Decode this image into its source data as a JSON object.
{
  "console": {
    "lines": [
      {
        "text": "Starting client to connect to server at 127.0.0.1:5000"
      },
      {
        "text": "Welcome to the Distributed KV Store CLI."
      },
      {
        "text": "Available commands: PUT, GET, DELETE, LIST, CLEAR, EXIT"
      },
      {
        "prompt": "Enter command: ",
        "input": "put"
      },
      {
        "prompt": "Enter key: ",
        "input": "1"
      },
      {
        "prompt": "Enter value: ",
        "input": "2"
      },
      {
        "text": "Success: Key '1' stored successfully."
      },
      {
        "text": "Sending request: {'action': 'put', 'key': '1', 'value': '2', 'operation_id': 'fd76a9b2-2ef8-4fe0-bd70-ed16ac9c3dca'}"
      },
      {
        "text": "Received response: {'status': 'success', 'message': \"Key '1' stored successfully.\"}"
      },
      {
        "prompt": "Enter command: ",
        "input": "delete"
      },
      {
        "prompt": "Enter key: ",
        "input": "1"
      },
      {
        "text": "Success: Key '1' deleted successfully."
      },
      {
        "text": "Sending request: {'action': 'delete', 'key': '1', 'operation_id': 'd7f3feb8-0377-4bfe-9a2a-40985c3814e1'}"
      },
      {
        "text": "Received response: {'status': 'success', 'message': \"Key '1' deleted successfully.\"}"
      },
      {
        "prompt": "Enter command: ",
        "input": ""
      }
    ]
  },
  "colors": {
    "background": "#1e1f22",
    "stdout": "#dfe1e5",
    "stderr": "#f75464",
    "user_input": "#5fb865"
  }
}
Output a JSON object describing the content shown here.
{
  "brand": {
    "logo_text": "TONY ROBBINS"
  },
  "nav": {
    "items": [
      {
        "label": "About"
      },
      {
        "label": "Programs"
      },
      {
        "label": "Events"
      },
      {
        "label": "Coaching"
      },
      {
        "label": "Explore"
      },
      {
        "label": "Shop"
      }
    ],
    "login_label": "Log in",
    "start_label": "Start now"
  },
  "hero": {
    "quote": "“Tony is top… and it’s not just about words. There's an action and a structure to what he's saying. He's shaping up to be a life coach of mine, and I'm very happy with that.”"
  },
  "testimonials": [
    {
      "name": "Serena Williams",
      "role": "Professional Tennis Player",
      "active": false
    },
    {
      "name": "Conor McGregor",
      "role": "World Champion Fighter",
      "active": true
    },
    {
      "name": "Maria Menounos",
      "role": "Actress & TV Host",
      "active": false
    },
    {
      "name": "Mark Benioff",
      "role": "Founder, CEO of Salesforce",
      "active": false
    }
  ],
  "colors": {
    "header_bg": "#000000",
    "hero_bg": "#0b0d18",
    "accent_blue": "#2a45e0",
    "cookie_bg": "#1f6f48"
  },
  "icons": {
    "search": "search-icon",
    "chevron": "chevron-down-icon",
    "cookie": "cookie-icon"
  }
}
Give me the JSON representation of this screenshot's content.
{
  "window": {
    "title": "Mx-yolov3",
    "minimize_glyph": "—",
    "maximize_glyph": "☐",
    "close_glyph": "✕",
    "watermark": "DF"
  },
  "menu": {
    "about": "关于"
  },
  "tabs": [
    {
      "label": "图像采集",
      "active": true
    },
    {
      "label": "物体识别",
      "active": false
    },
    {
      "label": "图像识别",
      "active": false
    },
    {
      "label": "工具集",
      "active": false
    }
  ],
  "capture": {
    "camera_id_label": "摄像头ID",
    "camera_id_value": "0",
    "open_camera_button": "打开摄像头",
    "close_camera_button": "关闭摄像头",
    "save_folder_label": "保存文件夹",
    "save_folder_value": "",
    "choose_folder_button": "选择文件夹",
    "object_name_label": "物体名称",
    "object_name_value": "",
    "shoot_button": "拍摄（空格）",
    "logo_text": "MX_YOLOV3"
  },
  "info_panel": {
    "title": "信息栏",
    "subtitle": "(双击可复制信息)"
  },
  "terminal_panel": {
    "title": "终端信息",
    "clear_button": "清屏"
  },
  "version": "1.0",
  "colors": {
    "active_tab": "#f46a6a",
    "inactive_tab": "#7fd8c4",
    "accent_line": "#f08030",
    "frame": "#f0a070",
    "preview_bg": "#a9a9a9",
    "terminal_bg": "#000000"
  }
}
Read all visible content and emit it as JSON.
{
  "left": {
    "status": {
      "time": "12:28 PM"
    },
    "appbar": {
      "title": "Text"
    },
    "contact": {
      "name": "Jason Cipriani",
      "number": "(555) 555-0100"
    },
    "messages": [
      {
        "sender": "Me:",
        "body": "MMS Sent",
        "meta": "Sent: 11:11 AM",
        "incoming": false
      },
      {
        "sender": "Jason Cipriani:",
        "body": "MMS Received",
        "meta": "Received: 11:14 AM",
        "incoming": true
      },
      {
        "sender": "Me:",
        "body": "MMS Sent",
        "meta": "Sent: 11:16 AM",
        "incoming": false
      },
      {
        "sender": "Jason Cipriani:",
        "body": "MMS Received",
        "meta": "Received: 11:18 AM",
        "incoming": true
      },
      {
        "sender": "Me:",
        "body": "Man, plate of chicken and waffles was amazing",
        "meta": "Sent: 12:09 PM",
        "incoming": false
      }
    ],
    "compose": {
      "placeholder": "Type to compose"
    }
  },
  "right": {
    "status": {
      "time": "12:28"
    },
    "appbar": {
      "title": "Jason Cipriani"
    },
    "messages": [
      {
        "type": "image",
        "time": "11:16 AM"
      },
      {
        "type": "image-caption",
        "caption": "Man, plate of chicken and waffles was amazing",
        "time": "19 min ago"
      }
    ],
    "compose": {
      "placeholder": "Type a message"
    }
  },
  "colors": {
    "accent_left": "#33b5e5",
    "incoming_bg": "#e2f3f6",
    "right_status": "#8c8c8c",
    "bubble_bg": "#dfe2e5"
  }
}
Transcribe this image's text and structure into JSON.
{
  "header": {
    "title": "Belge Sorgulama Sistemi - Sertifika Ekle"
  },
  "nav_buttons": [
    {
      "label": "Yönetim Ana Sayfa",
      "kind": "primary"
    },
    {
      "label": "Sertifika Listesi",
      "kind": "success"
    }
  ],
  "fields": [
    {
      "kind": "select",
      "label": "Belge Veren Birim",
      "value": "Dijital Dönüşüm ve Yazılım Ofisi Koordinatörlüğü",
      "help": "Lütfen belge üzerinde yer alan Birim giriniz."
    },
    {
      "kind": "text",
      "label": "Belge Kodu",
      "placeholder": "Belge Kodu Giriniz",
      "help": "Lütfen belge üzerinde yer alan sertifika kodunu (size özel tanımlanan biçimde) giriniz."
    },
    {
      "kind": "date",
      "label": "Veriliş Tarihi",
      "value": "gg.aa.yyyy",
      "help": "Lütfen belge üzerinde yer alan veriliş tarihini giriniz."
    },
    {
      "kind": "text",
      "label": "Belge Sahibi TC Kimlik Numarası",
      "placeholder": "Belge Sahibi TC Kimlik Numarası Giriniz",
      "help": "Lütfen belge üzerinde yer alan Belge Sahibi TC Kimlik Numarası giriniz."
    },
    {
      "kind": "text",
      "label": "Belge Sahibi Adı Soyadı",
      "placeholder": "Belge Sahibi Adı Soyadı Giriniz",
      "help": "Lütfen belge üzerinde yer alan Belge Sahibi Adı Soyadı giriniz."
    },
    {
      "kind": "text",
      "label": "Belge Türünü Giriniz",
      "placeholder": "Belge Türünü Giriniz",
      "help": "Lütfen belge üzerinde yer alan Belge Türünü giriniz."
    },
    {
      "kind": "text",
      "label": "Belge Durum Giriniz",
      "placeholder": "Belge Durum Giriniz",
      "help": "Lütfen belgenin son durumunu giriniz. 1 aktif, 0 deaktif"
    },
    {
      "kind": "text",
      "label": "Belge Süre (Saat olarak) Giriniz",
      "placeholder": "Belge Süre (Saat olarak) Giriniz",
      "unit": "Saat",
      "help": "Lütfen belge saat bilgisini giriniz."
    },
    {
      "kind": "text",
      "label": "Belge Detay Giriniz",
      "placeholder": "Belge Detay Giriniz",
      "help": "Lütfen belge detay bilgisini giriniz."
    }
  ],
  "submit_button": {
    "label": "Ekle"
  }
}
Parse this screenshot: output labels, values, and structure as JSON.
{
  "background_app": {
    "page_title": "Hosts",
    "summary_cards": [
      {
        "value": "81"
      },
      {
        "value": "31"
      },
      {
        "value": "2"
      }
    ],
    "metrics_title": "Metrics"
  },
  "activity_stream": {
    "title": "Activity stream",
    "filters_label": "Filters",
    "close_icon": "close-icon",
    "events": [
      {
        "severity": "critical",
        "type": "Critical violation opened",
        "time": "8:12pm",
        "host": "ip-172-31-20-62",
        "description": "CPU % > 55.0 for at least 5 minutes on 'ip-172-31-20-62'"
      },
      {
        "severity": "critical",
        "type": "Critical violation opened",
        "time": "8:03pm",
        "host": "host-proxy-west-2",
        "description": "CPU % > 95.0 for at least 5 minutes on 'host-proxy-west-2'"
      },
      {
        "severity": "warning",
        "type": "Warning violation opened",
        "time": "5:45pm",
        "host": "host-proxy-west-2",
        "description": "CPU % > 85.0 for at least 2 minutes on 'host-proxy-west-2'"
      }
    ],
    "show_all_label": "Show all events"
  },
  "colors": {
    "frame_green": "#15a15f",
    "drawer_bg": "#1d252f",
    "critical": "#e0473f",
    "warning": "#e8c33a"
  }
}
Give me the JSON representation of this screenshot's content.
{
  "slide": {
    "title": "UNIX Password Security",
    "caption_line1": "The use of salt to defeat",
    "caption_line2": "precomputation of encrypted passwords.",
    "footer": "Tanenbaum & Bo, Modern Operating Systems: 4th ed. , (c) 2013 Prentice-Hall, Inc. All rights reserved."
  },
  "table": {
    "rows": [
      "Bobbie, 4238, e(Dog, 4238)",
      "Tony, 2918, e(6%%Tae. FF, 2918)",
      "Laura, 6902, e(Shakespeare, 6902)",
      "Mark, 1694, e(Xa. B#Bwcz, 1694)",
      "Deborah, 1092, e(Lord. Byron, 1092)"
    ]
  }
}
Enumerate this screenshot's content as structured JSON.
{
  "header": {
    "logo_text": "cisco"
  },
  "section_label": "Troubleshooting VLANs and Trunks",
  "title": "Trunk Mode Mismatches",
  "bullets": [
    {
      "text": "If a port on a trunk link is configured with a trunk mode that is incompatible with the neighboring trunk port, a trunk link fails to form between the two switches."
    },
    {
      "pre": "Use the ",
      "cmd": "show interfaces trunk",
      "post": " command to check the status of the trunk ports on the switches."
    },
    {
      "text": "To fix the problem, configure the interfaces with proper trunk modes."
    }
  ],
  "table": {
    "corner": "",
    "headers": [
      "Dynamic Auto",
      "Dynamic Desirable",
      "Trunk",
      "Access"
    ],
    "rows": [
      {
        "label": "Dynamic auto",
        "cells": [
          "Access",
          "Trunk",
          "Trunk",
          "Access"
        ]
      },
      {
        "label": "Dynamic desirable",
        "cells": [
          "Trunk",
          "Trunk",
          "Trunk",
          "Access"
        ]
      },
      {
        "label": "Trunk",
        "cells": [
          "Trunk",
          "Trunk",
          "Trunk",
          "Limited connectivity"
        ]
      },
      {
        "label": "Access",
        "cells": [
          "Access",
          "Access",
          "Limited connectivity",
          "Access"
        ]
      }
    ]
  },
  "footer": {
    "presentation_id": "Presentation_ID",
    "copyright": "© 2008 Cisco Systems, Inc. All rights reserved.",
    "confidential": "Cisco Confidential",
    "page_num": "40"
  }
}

**STATED GOAL:**
Work out how many lines above have the string "proxy" in them, and give only the number.

**ANSWER FOR THIS EXERCISE:**
4